Directive
From the data, copy out the lines from the one that contains "row-limit: 190°F (90°C)" through the one that contains "step-1-text: 1. Take", unchanged.
__________
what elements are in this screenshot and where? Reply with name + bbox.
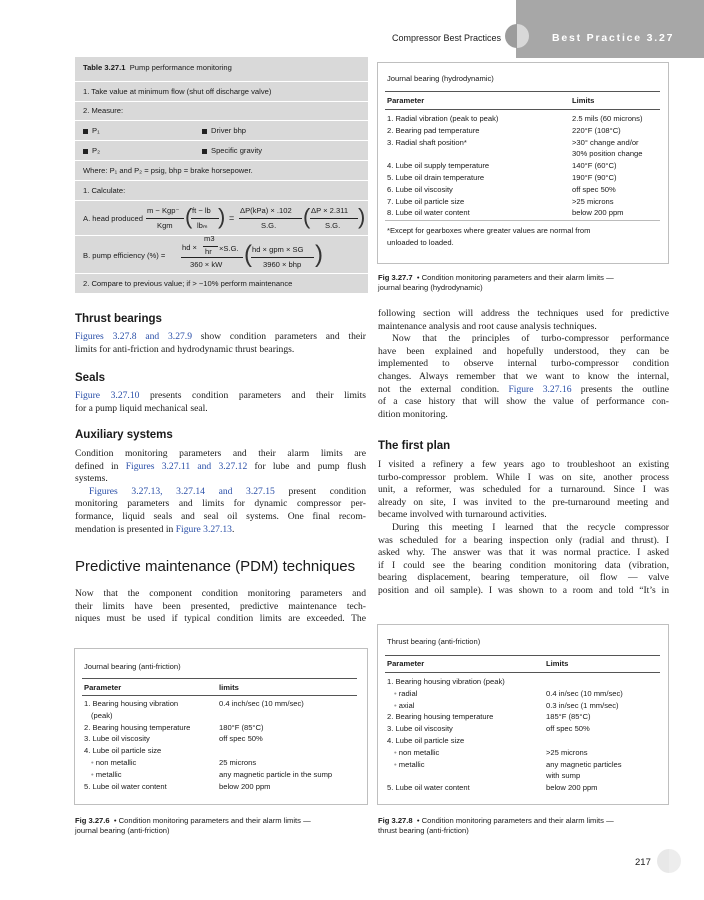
row-limit: 190°F (90°C) <box>572 173 617 182</box>
text: dition monitoring. <box>378 408 448 420</box>
fraction-bar <box>146 218 184 219</box>
table-row <box>75 140 368 160</box>
text: bearing displacement, bearing temperature, oil flow — valve <box>378 572 669 584</box>
paragraph-auxiliary <box>75 448 366 536</box>
table-pump-performance <box>75 57 368 293</box>
bullet-dot-icon: • <box>394 700 399 710</box>
bullet-square-icon <box>83 149 88 154</box>
text: present condition <box>274 485 366 497</box>
rule <box>385 672 660 673</box>
formula-a-sg1: S.G. <box>261 221 277 230</box>
heading-thrust-bearings: Thrust bearings <box>75 313 162 325</box>
text: I visited a refinery a few years ago to troubleshoot an existing <box>378 459 669 470</box>
box-title: Thrust bearing (anti-friction) <box>387 637 481 646</box>
formula-a-sg2: S.G. <box>325 221 341 230</box>
table-row <box>75 180 368 200</box>
row-limit: off spec 50% <box>572 184 616 194</box>
row-limit: with sump <box>546 771 581 781</box>
rule <box>385 655 660 656</box>
table-caption-number: Table 3.27.1 <box>83 63 126 72</box>
parameter-text: 7. Lube oil particle size <box>387 196 465 206</box>
formula-b-m3: m3 <box>204 234 215 243</box>
step-1-text: 1. Take value at minimum flow (shut off discharge valve) <box>83 87 272 96</box>
link-figure-32716[interactable]: Figure 3.27.16 <box>508 383 572 395</box>
row-parameter <box>387 736 464 745</box>
row-parameter <box>84 699 178 708</box>
figure-box-journal-hydrodynamic <box>377 62 669 264</box>
row-parameter <box>387 185 453 194</box>
heading-pdm: Predictive maintenance (PDM) techniques <box>75 558 356 575</box>
table-row <box>75 81 368 101</box>
parameter-text: 4. Lube oil supply temperature <box>387 161 490 171</box>
formula-a-row <box>75 200 368 235</box>
fraction-bar <box>239 218 302 219</box>
text: niques must be used if typical condition limits are exceeded. The <box>75 613 366 625</box>
parameter-text: radial <box>398 688 418 698</box>
formula-a-lbm: lbₘ <box>197 221 208 230</box>
row-parameter <box>84 723 190 732</box>
caption-text: Condition monitoring parameters and their alarm limits — <box>421 816 614 825</box>
table-caption <box>75 57 368 81</box>
parameter-text: axial <box>398 700 415 710</box>
table-row <box>75 273 368 293</box>
row-parameter <box>387 783 470 792</box>
table-row <box>75 120 368 140</box>
col-header-limits: limits <box>219 683 239 692</box>
row-limit: 30% position change <box>572 149 643 159</box>
row-limit: 2.5 mils (60 microns) <box>572 114 643 123</box>
table-row <box>75 160 368 180</box>
row-parameter <box>387 208 470 217</box>
figure-caption <box>378 273 673 293</box>
text: Now that the component condition monitoring parameters and <box>75 588 366 599</box>
text: systems. <box>75 473 108 485</box>
measure-driver-bhp: Driver bhp <box>211 126 247 135</box>
row-parameter <box>394 760 425 769</box>
row-parameter <box>387 677 505 686</box>
text: changes. Always remember that we want to know the internal, <box>378 370 669 382</box>
bullet-dot-icon: • <box>91 769 96 779</box>
formula-b-num2: hd × gpm × SG <box>252 245 304 254</box>
parameter-text: 3. Radial shaft position* <box>387 137 467 147</box>
figure-number: Fig 3.27.8 <box>378 816 413 825</box>
parameter-text: 5. Lube oil water content <box>387 783 470 793</box>
parameter-text: non metallic <box>95 758 137 767</box>
row-parameter <box>84 734 150 743</box>
text: turbo-compressor problem. While I was on site, another process <box>378 471 669 483</box>
parameter-text: 5. Lube oil water content <box>84 781 167 791</box>
parameter-text: 4. Lube oil particle size <box>84 746 162 756</box>
parameter-text: 2. Bearing housing temperature <box>387 712 494 722</box>
text: implemented to observe internal turbo-compressor condition <box>378 358 669 370</box>
col-header-limits: Limits <box>572 96 595 105</box>
page-tab-circle <box>657 849 681 873</box>
text: asked why. The answer was that it was normal practice. I asked <box>378 547 669 559</box>
formula-b-hd: hd × <box>182 243 197 252</box>
rule <box>385 109 660 110</box>
paren-left: ( <box>244 241 252 268</box>
figure-box-journal-antifriction <box>74 648 368 805</box>
link-figure-32710[interactable]: Figure 3.27.10 <box>75 390 140 401</box>
row-limit: 0.4 in/sec (10 mm/sec) <box>546 688 623 698</box>
row-parameter <box>387 724 453 733</box>
fraction-bar <box>310 218 358 219</box>
fraction-bar <box>181 257 243 258</box>
link-figures-32713[interactable]: Figures 3.27.13, 3.27.14 and 3.27.15 <box>89 485 275 497</box>
rule <box>82 695 357 696</box>
rule <box>82 678 357 679</box>
page-number: 217 <box>635 857 651 868</box>
bullet-square-icon <box>202 129 207 134</box>
parameter-text: 6. Lube oil viscosity <box>387 184 453 194</box>
paragraph-thrust <box>75 331 366 356</box>
row-limit: 0.4 inch/sec (10 mm/sec) <box>219 699 304 708</box>
parameter-text: 1. Bearing housing vibration <box>84 699 179 708</box>
bullet-dot-icon: • <box>91 758 96 767</box>
fraction-bar <box>251 257 314 258</box>
caption-text: journal bearing (hydrodynamic) <box>378 283 483 292</box>
row-parameter <box>91 711 113 720</box>
running-title: Compressor Best Practices <box>392 33 502 43</box>
where-text: Where: P₁ and P₂ = psig, bhp = brake horsepower. <box>83 166 253 175</box>
row-parameter <box>387 197 464 206</box>
text: following section will address the techniques used for predictive <box>378 308 669 319</box>
row-parameter <box>387 126 479 135</box>
text: During this meeting I learned that the recycle compressor <box>392 521 669 533</box>
text: formance, liquid seals and seal oil systems. One final recom- <box>75 510 366 522</box>
link-figure-32713[interactable]: Figure 3.27.13 <box>175 523 232 535</box>
text: presents condition parameters and their limits <box>139 390 366 401</box>
parameter-text: (peak) <box>91 710 113 720</box>
heading-auxiliary-systems: Auxiliary systems <box>75 429 173 441</box>
formula-b-xsg: ×S.G. <box>219 244 239 253</box>
paren-right: ) <box>218 204 226 229</box>
paren-right: ) <box>315 241 323 268</box>
footnote-line: unloaded to loaded. <box>387 238 454 247</box>
text: unit, a reformer, was scheduled for a turnaround. Since I was <box>378 484 669 496</box>
header-band <box>516 0 704 58</box>
text: have been explained and hopefully understood, they can be <box>378 345 669 357</box>
parameter-text: non metallic <box>398 747 440 757</box>
parameter-text: 2. Bearing pad temperature <box>387 125 480 135</box>
row-limit: off spec 50% <box>219 734 263 744</box>
measure-p2: P₂ <box>92 146 101 155</box>
fraction-bar <box>191 218 219 219</box>
caption-text: journal bearing (anti-friction) <box>75 826 170 835</box>
row-limit: off spec 50% <box>546 724 590 734</box>
paragraph-predictive <box>378 308 669 421</box>
bullet-dot-icon: • <box>394 759 399 769</box>
row-limit: >30° change and/or <box>572 137 639 147</box>
paren-left: ( <box>185 204 193 229</box>
paragraph-first-plan <box>378 459 669 598</box>
text: was scheduled for a bearing inspection only (radial and thrust). I <box>378 534 669 546</box>
text: presents the outline <box>571 383 669 395</box>
formula-a-equals: = <box>229 213 235 223</box>
formula-a-kgm: Kgm <box>157 221 173 230</box>
row-limit: 140°F (60°C) <box>572 161 617 171</box>
measure-p1: P₁ <box>92 126 100 135</box>
figure-box-thrust-antifriction <box>377 624 669 805</box>
text: if I could see the bearing condition monitoring data (vibration, <box>378 559 669 571</box>
step-2-text: 2. Measure: <box>83 106 124 115</box>
bullet-dot-icon: • <box>414 273 422 282</box>
paragraph-pdm <box>75 588 366 626</box>
row-limit: >25 microns <box>546 747 588 757</box>
caption-text: Condition monitoring parameters and their alarm limits — <box>118 816 311 825</box>
text: not the external condition. <box>378 383 509 395</box>
row-limit: 220°F (108°C) <box>572 125 621 135</box>
figure-caption <box>378 816 673 836</box>
text: of a case history that will show the value of performance con- <box>378 396 669 408</box>
row-limit: any magnetic particle in the sump <box>219 769 333 779</box>
box-title: Journal bearing (hydrodynamic) <box>387 74 494 83</box>
formula-b-row <box>75 235 368 273</box>
text: Now that the principles of turbo-compressor performance <box>392 333 669 345</box>
table-caption-text: Pump performance monitoring <box>129 63 232 72</box>
heading-first-plan: The first plan <box>378 440 451 452</box>
link-figures-32711[interactable]: Figures 3.27.11 and 3.27.12 <box>125 460 248 472</box>
row-parameter <box>394 701 414 710</box>
caption-text: thrust bearing (anti-friction) <box>378 826 469 835</box>
row-parameter <box>394 689 417 698</box>
text: mendation is presented in <box>75 523 176 535</box>
parameter-text: 3. Lube oil viscosity <box>84 734 150 744</box>
formula-a-dp-kpa: ΔP(kPa) × .102 <box>240 206 292 215</box>
paragraph-seals <box>75 390 366 415</box>
col-header-parameter: Parameter <box>84 683 122 692</box>
text: show condition parameters and their <box>192 331 366 342</box>
row-parameter <box>91 770 122 779</box>
box-title: Journal bearing (anti-friction) <box>84 662 181 671</box>
row-limit: 180°F (85°C) <box>219 722 264 732</box>
row-limit: below 200 ppm <box>572 208 624 218</box>
parameter-text: metallic <box>95 769 122 779</box>
bullet-square-icon <box>202 149 207 154</box>
measure-specific-gravity: Specific gravity <box>211 146 263 155</box>
parameter-text: 8. Lube oil water content <box>387 208 470 218</box>
row-limit: >25 microns <box>572 196 614 206</box>
paren-right: ) <box>358 204 366 229</box>
parameter-text: metallic <box>398 759 425 769</box>
row-parameter <box>387 712 493 721</box>
parameter-text: 1. Radial vibration (peak to peak) <box>387 114 499 123</box>
row-limit: 185°F (85°C) <box>546 712 591 722</box>
formula-a-dp-psi: ΔP × 2.311 <box>311 206 349 215</box>
text: for lube and pump flush <box>247 460 367 472</box>
calculate-text: 1. Calculate: <box>83 186 126 195</box>
col-header-limits: Limits <box>546 659 569 668</box>
parameter-text: 4. Lube oil particle size <box>387 736 465 745</box>
row-parameter <box>84 746 161 755</box>
parameter-text: 3. Lube oil viscosity <box>387 724 453 734</box>
row-limit: 25 microns <box>219 758 257 767</box>
parameter-text: 1. Bearing housing vibration (peak) <box>387 677 505 686</box>
text: maintenance analysis and root cause analysis techniques. <box>378 320 597 332</box>
text: monitoring parameters and limits for dynamic compressor per- <box>75 498 366 510</box>
formula-b-den1: 360 × kW <box>190 260 223 269</box>
formula-b-label: B. pump efficiency (%) = <box>83 251 166 260</box>
bullet-square-icon <box>83 129 88 134</box>
bullet-dot-icon: • <box>394 747 399 757</box>
text: already on site, I was invited to the pre-turnaround meeting and <box>378 496 669 508</box>
text: position and oil sample). I was shown to a room and told “It’s in <box>378 584 669 596</box>
row-parameter <box>91 758 136 767</box>
formula-b-den2: 3960 × bhp <box>263 260 302 269</box>
row-parameter <box>394 748 439 757</box>
row-limit: any magnetic particles <box>546 759 622 769</box>
header-tab-circle <box>505 24 529 48</box>
col-header-parameter: Parameter <box>387 96 425 105</box>
paren-left: ( <box>303 204 311 229</box>
bullet-dot-icon: • <box>394 688 399 698</box>
formula-a-ft-lb: ft − lb <box>192 206 211 215</box>
link-figures-3278[interactable]: Figures 3.27.8 and 3.27.9 <box>75 331 192 342</box>
compare-text: 2. Compare to previous value; if > −10% perform maintenance <box>83 279 293 288</box>
text: for a pump liquid mechanical seal. <box>75 402 208 414</box>
rule <box>385 220 660 221</box>
row-parameter <box>84 782 167 791</box>
formula-a-m-kgp: m − Kgp⁻ <box>147 206 180 215</box>
parameter-text: 2. Bearing housing temperature <box>84 722 191 732</box>
text: defined in <box>75 460 126 472</box>
bullet-dot-icon: • <box>111 816 119 825</box>
text: Condition monitoring parameters and their alarm limits are <box>75 448 366 459</box>
section-label: Best Practice 3.27 <box>552 32 675 44</box>
footnote-line: *Except for gearboxes where greater values are normal from <box>387 226 591 235</box>
row-parameter <box>387 173 484 182</box>
table-row <box>75 101 368 120</box>
row-limit: 0.3 in/sec (1 mm/sec) <box>546 700 619 710</box>
formula-a-label: A. head produced <box>83 214 143 223</box>
text: . <box>231 523 235 535</box>
rule <box>385 91 660 92</box>
parameter-text: 5. Lube oil drain temperature <box>387 173 485 182</box>
text: their limits have been presented, predictive maintenance tech- <box>75 600 366 612</box>
text: limits for anti-friction and hydrodynamic thrust bearings. <box>75 343 295 355</box>
col-header-parameter: Parameter <box>387 659 425 668</box>
row-limit: below 200 ppm <box>219 781 271 791</box>
row-limit: below 200 ppm <box>546 783 598 793</box>
row-parameter <box>387 161 489 170</box>
figure-caption <box>75 816 370 836</box>
bullet-dot-icon: • <box>414 816 422 825</box>
caption-text: Condition monitoring parameters and their alarm limits — <box>421 273 614 282</box>
figure-number: Fig 3.27.6 <box>75 816 110 825</box>
row-parameter <box>387 114 498 123</box>
figure-number: Fig 3.27.7 <box>378 273 413 282</box>
formula-b-hr: hr <box>205 247 212 256</box>
text: became involved with turnaround activities. <box>378 509 547 521</box>
heading-seals: Seals <box>75 372 106 384</box>
row-parameter <box>387 138 467 147</box>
__________
Exercise output
row-limit: 190°F (90°C) <box>572 173 617 182</box>
text: dition monitoring. <box>378 408 448 420</box>
fraction-bar <box>146 218 184 219</box>
table-row <box>75 140 368 160</box>
text: bearing displacement, bearing temperature, oil flow — valve <box>378 572 669 584</box>
paragraph-auxiliary <box>75 448 366 536</box>
table-pump-performance <box>75 57 368 293</box>
bullet-dot-icon: • <box>394 700 399 710</box>
bullet-square-icon <box>83 149 88 154</box>
text: present condition <box>274 485 366 497</box>
rule <box>385 672 660 673</box>
formula-a-sg1: S.G. <box>261 221 277 230</box>
heading-thrust-bearings: Thrust bearings <box>75 313 162 325</box>
text: I visited a refinery a few years ago to troubleshoot an existing <box>378 459 669 470</box>
box-title: Thrust bearing (anti-friction) <box>387 637 481 646</box>
formula-a-sg2: S.G. <box>325 221 341 230</box>
table-row <box>75 180 368 200</box>
row-limit: off spec 50% <box>572 184 616 194</box>
row-limit: with sump <box>546 771 581 781</box>
rule <box>385 655 660 656</box>
table-caption-number: Table 3.27.1 <box>83 63 126 72</box>
parameter-text: 7. Lube oil particle size <box>387 196 465 206</box>
formula-b-m3: m3 <box>204 234 215 243</box>
step-1-text: 1. Take value at minimum flow (shut off discharge valve) <box>83 87 272 96</box>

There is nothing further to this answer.